▸ **GIVEN PROBLEM**
Which lines hold the word "battery"? Copy each of them from the material.

** start **

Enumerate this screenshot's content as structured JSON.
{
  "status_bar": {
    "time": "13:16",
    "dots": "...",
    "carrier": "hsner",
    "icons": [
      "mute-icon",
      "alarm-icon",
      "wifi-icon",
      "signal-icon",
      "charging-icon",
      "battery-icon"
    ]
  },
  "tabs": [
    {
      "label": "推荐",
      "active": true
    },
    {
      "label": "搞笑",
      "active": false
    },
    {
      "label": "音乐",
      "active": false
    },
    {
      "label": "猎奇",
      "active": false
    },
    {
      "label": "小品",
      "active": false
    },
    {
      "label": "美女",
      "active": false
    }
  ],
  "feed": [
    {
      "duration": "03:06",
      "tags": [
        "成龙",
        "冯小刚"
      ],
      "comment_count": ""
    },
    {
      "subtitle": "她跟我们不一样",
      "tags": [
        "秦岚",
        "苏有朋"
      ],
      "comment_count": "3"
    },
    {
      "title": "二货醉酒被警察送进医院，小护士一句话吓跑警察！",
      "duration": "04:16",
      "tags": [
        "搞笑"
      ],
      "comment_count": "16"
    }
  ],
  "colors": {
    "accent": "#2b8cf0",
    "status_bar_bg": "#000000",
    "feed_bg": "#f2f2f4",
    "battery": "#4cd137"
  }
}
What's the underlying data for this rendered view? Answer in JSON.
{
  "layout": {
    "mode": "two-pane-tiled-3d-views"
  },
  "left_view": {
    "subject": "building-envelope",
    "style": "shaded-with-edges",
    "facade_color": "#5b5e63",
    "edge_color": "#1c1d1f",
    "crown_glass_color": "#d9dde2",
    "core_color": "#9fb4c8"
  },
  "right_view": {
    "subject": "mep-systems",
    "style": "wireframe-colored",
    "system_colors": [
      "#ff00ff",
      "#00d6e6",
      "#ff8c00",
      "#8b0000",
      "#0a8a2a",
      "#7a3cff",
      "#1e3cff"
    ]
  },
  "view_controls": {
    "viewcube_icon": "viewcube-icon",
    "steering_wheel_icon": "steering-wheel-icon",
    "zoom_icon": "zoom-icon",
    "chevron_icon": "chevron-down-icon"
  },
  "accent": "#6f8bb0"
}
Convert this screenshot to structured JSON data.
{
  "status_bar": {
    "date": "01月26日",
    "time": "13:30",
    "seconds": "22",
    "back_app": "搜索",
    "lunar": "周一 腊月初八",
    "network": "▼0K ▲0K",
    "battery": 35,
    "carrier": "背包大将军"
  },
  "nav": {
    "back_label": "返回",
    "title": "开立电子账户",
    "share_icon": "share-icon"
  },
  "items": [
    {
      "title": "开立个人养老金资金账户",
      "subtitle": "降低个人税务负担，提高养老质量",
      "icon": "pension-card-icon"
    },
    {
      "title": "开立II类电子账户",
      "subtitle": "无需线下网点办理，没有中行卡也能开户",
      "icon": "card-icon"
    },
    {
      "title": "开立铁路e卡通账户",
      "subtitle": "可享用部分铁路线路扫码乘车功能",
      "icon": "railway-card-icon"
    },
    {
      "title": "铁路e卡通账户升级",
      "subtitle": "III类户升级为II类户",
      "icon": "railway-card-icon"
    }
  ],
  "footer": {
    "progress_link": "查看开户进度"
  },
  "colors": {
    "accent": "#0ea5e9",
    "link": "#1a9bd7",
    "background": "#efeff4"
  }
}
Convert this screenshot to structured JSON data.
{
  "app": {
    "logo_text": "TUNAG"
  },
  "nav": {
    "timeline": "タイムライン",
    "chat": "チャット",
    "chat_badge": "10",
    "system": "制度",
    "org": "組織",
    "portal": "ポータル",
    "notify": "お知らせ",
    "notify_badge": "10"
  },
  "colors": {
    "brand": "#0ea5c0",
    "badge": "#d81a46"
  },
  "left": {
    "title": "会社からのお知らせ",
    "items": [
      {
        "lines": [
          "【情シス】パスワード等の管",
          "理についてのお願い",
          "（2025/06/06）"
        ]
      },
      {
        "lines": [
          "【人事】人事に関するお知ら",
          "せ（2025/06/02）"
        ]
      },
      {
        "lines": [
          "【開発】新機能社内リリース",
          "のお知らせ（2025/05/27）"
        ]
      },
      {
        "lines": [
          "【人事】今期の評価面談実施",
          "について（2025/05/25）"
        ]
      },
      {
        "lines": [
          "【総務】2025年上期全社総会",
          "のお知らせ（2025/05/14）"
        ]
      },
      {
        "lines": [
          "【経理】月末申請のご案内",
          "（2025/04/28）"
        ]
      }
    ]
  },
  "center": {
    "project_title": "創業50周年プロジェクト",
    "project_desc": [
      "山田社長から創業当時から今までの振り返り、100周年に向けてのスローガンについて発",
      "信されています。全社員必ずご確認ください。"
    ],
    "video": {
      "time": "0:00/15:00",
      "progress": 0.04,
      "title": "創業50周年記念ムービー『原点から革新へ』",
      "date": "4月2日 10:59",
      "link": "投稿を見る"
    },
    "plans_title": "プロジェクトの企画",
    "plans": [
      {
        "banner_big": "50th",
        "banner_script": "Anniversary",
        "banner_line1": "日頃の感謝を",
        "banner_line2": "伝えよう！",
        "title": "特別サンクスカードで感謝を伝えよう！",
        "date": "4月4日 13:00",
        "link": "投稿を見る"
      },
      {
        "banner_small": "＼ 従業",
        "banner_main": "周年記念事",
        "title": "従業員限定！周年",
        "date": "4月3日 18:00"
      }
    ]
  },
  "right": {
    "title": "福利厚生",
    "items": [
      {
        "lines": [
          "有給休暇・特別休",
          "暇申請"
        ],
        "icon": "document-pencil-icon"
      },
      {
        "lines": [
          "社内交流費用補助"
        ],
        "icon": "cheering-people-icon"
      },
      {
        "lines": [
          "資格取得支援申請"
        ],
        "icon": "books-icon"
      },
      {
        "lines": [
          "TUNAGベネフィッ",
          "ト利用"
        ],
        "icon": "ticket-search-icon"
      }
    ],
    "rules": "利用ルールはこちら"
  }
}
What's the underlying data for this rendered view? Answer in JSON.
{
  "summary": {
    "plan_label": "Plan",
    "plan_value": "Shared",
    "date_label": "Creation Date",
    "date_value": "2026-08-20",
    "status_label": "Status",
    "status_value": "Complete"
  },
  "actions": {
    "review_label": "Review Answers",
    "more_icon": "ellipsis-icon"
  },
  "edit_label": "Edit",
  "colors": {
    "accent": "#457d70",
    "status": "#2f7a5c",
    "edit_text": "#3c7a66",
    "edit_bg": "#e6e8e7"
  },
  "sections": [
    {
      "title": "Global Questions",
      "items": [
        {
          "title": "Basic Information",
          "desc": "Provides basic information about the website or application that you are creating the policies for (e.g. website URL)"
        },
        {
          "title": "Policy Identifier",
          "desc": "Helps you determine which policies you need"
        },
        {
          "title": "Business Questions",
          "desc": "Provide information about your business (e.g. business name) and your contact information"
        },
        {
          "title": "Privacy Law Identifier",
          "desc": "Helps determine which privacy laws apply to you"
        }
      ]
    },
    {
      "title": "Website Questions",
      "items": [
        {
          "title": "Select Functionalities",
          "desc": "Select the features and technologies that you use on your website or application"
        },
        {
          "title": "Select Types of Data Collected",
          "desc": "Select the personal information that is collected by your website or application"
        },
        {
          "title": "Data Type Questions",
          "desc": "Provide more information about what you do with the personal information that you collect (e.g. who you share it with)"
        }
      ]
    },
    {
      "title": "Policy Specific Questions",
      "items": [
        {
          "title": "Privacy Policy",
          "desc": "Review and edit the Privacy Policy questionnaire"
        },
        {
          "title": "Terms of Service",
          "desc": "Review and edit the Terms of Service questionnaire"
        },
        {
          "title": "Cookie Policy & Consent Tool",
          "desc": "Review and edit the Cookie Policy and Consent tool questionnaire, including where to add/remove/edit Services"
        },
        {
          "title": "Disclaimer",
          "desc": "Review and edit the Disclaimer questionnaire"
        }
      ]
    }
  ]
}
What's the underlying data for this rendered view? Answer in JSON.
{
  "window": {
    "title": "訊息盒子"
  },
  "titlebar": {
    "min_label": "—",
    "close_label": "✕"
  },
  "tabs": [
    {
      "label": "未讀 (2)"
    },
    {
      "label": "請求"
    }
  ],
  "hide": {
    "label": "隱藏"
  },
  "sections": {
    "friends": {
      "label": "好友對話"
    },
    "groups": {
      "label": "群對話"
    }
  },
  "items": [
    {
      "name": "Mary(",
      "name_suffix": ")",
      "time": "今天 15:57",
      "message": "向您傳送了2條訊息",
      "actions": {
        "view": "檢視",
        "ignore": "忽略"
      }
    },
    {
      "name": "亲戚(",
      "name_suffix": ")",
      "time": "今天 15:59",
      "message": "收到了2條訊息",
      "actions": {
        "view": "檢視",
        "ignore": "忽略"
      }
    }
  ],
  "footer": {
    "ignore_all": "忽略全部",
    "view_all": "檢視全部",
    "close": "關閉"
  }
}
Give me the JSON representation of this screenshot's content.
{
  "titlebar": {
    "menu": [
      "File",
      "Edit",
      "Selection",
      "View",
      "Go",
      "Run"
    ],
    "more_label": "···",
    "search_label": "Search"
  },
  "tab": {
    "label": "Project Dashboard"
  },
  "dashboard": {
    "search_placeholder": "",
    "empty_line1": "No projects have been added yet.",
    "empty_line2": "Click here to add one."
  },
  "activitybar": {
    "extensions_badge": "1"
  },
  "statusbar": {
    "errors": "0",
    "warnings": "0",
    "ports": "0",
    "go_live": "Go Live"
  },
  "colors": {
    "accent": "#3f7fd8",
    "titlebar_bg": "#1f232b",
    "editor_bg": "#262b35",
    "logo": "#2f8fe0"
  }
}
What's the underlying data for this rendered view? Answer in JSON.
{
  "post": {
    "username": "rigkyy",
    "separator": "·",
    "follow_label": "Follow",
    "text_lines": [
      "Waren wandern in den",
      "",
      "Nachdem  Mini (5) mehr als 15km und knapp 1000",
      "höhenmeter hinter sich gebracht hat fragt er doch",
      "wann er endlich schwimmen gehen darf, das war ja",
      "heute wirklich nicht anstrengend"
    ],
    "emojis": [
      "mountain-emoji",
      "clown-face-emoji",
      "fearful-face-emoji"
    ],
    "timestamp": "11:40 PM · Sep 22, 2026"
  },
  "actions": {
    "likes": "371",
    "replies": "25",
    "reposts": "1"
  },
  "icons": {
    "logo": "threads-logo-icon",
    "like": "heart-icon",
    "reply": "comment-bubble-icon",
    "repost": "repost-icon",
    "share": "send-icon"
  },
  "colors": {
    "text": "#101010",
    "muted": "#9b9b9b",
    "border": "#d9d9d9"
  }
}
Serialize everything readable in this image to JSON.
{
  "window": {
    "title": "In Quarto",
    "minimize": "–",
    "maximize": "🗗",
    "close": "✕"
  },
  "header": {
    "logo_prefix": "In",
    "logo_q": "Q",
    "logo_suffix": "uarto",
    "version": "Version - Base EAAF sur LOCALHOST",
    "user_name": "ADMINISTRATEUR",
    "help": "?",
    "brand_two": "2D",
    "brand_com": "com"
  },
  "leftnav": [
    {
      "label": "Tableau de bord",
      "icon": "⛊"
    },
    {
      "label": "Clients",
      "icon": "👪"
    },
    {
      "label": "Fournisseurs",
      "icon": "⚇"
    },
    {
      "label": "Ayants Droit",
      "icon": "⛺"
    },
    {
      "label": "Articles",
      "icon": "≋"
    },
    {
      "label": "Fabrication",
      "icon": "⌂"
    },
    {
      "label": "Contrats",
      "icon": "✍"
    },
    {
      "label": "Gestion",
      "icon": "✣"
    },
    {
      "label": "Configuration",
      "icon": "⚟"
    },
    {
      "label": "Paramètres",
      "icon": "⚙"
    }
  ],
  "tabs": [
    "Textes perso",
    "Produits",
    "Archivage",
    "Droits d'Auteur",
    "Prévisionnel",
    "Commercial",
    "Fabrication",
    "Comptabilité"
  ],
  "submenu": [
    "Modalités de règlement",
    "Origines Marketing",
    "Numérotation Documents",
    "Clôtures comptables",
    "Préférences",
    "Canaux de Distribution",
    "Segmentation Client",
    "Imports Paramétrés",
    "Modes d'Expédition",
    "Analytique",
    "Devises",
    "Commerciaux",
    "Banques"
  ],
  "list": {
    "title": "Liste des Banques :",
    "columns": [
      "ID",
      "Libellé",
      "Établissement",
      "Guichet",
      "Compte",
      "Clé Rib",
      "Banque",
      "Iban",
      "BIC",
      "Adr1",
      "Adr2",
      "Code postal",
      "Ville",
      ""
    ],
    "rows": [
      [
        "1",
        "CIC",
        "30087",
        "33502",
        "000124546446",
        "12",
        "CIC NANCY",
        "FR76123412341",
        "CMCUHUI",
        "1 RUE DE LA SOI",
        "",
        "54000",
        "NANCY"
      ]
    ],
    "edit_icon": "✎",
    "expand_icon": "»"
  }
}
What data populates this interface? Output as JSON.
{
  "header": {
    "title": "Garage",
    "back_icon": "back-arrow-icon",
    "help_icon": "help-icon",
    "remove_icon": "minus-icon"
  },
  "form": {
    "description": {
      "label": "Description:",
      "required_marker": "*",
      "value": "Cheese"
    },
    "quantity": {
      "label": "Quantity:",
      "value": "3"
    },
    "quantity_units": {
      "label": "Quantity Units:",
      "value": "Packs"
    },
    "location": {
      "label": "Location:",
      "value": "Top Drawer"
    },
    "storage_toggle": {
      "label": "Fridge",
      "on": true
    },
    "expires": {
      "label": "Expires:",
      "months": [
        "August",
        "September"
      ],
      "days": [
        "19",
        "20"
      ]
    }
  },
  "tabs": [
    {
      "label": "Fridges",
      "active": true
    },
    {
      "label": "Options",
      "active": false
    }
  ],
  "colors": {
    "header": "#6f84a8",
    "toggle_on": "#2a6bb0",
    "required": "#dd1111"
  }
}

** end **

▸ **EXPECTED ANSWER**
      "battery-icon"
    "battery": "#4cd137"
    "battery": 35,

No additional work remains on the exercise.